Directive -> Copy out only the span from the line with "Give me the JSON representation" to the end of the data, both ends kept, word for word.

Entries supplied ->

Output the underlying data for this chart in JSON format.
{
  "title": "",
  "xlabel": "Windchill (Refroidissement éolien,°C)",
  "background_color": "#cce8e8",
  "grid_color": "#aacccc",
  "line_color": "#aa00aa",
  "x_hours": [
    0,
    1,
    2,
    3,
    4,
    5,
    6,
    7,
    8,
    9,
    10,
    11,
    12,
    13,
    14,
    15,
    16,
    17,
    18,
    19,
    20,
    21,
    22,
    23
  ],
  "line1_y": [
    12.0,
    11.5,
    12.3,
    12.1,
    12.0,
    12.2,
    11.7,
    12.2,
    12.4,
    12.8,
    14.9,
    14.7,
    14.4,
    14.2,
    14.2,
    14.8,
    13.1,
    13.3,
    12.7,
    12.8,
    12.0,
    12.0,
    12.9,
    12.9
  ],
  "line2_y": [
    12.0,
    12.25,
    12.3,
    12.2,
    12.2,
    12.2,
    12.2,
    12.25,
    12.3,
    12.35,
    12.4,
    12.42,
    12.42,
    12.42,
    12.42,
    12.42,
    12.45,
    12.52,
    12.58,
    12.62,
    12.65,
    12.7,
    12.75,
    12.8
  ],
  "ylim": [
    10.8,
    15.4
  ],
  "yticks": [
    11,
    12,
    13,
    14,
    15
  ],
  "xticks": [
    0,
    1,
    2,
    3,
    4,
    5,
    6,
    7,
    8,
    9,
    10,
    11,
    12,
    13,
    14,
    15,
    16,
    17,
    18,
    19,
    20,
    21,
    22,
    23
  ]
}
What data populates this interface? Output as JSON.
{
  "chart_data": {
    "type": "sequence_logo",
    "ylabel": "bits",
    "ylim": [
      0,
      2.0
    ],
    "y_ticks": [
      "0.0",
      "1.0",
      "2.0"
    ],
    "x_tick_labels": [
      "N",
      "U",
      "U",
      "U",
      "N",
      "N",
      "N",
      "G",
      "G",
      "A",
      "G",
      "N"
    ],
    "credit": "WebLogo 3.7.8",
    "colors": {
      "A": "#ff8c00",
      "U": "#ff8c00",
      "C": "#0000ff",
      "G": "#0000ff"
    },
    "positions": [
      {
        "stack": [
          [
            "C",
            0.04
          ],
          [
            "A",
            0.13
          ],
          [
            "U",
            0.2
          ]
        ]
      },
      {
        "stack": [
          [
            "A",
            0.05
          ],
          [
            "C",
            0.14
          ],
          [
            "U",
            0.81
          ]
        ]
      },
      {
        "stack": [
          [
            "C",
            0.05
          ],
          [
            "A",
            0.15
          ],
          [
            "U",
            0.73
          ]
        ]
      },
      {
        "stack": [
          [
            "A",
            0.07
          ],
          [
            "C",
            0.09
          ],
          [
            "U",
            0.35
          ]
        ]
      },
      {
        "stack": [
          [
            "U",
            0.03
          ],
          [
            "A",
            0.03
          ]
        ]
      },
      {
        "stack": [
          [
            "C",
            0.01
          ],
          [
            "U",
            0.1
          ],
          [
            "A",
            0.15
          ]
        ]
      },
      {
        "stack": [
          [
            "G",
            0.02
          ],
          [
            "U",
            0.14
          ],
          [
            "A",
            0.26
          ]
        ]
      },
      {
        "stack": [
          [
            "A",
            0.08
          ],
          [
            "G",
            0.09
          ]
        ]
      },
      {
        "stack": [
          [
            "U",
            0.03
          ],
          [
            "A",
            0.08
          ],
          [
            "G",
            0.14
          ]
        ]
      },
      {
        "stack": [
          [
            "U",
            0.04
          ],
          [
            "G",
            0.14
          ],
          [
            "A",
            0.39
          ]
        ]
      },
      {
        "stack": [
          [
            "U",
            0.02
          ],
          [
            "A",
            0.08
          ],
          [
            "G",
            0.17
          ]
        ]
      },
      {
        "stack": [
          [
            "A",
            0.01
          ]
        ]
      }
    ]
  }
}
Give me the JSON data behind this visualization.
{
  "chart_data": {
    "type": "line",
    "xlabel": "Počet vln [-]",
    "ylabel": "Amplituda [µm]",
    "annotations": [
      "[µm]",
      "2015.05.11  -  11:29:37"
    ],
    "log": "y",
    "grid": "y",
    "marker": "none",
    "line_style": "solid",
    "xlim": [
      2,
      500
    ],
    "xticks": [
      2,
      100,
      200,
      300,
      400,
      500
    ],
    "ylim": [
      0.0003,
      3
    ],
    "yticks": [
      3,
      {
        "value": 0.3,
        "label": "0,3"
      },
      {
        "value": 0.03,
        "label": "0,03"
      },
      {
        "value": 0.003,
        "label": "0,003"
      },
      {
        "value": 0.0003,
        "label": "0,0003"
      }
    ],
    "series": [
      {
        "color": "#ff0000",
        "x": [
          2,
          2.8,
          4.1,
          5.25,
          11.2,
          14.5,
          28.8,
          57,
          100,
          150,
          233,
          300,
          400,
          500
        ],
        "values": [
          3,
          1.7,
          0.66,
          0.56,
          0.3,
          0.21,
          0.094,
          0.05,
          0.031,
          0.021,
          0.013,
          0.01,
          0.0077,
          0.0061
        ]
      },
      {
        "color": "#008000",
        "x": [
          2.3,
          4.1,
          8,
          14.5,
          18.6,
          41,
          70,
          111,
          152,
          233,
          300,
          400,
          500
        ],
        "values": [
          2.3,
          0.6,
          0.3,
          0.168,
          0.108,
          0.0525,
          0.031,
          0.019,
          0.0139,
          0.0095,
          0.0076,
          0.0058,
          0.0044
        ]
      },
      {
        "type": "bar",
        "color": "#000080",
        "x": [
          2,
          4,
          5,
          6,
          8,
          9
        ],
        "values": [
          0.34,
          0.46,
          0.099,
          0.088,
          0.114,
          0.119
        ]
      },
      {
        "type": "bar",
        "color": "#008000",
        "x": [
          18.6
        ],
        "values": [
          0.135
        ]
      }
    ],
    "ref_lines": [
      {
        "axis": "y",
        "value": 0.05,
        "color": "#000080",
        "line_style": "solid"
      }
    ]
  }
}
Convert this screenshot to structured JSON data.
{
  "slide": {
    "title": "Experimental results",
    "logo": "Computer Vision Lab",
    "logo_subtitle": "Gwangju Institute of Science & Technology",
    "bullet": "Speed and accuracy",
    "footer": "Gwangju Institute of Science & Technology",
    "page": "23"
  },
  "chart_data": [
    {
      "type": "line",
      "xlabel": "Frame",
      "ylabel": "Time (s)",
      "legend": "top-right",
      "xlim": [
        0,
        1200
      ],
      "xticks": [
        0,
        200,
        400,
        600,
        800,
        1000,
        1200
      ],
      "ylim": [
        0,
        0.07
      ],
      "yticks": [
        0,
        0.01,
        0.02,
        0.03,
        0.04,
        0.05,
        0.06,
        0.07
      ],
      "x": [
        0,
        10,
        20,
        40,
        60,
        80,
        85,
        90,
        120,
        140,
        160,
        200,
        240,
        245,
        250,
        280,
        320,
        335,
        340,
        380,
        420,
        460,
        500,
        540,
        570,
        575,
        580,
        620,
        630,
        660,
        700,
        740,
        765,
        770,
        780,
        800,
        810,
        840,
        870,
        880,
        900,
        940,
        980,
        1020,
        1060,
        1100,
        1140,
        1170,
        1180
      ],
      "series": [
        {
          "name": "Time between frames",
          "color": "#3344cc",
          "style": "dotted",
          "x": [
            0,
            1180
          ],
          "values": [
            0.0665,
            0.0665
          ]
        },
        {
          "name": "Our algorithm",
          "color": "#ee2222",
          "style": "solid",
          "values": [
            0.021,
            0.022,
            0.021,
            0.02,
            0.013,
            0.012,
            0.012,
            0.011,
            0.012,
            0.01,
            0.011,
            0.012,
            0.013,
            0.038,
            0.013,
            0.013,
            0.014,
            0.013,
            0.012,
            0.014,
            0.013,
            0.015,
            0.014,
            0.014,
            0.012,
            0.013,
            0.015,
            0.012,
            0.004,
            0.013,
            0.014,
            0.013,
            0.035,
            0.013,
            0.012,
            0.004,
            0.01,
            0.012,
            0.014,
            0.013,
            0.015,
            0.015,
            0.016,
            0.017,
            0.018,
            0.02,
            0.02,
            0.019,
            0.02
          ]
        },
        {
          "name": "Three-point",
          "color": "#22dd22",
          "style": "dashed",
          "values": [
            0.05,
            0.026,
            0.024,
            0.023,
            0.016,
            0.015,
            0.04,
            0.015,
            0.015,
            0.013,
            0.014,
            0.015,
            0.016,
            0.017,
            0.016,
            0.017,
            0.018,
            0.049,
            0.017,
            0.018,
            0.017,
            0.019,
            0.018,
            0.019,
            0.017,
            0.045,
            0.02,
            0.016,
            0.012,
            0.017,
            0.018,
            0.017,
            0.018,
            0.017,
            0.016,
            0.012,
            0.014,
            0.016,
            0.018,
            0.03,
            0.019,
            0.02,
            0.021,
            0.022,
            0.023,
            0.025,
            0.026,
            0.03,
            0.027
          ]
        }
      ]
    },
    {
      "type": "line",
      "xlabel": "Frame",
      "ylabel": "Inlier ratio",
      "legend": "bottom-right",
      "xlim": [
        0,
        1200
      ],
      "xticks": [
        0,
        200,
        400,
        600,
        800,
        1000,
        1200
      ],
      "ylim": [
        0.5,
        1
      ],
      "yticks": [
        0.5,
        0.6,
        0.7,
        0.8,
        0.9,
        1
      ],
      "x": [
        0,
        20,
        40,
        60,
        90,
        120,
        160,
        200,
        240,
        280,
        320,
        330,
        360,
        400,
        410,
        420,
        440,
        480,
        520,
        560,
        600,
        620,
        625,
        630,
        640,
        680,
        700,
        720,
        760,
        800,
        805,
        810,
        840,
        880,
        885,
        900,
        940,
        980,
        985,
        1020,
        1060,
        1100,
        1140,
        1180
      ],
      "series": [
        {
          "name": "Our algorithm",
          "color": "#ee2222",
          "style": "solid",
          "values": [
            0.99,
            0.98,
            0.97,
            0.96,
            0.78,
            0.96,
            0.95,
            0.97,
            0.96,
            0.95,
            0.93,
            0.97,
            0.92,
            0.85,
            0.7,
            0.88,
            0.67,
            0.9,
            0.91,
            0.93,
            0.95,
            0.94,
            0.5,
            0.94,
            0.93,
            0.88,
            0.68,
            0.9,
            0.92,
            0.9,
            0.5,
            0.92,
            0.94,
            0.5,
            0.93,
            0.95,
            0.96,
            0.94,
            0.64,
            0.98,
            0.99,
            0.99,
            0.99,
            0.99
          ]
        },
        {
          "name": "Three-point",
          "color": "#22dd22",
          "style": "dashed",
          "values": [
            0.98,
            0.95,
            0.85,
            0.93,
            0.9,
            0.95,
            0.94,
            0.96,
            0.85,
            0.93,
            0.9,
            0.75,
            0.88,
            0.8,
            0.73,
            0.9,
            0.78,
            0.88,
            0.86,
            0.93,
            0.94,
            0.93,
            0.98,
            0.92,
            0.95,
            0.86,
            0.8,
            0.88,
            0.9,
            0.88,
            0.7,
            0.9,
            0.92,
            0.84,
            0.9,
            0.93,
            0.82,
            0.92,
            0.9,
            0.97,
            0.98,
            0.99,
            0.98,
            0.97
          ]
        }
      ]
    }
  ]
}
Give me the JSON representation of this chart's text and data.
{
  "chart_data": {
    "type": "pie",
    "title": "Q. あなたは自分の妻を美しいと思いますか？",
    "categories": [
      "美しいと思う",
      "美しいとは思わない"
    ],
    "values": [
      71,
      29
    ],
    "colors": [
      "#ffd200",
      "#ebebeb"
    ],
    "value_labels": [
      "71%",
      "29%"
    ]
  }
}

Output of the exercise ->
Give me the JSON representation of this chart's text and data.
{
  "chart_data": {
    "type": "pie",
    "title": "Q. あなたは自分の妻を美しいと思いますか？",
    "categories": [
      "美しいと思う",
      "美しいとは思わない"
    ],
    "values": [
      71,
      29
    ],
    "colors": [
      "#ffd200",
      "#ebebeb"
    ],
    "value_labels": [
      "71%",
      "29%"
    ]
  }
}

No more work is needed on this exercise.